> _Given records_:
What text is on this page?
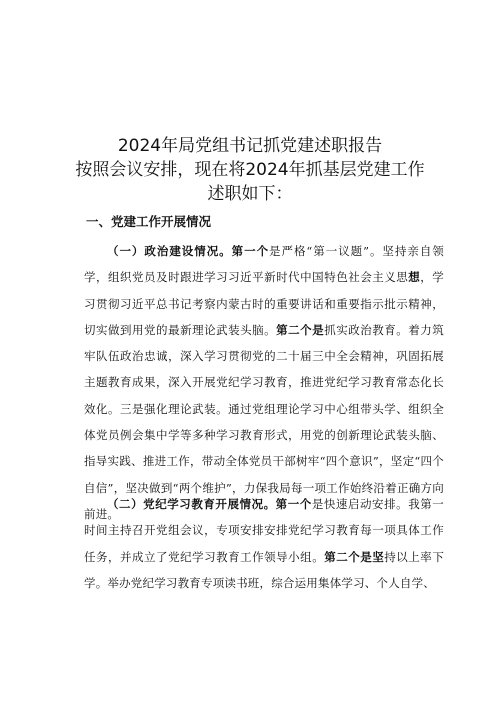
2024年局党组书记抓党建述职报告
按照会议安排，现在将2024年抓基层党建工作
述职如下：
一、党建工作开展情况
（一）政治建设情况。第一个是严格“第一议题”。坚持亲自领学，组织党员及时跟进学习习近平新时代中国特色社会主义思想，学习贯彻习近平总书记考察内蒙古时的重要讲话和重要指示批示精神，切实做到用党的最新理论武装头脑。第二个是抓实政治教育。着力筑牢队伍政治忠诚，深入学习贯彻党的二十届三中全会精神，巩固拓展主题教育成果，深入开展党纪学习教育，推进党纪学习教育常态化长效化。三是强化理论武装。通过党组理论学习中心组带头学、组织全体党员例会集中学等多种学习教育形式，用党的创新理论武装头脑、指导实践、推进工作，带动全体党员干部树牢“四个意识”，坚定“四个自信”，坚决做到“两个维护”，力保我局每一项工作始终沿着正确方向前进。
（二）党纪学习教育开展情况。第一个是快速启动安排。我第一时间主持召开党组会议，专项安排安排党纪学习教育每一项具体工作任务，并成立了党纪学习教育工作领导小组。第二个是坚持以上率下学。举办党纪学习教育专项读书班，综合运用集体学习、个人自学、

> _Short exercise_:
Make an exact copy of the records above, with the pictures left out.

> _In response_:
What text is on this page?
2024年局党组书记抓党建述职报告
按照会议安排，现在将2024年抓基层党建工作
述职如下：
一、党建工作开展情况
（一）政治建设情况。第一个是严格“第一议题”。坚持亲自领学，组织党员及时跟进学习习近平新时代中国特色社会主义思想，学习贯彻习近平总书记考察内蒙古时的重要讲话和重要指示批示精神，切实做到用党的最新理论武装头脑。第二个是抓实政治教育。着力筑牢队伍政治忠诚，深入学习贯彻党的二十届三中全会精神，巩固拓展主题教育成果，深入开展党纪学习教育，推进党纪学习教育常态化长效化。三是强化理论武装。通过党组理论学习中心组带头学、组织全体党员例会集中学等多种学习教育形式，用党的创新理论武装头脑、指导实践、推进工作，带动全体党员干部树牢“四个意识”，坚定“四个自信”，坚决做到“两个维护”，力保我局每一项工作始终沿着正确方向前进。
（二）党纪学习教育开展情况。第一个是快速启动安排。我第一时间主持召开党组会议，专项安排安排党纪学习教育每一项具体工作任务，并成立了党纪学习教育工作领导小组。第二个是坚持以上率下学。举办党纪学习教育专项读书班，综合运用集体学习、个人自学、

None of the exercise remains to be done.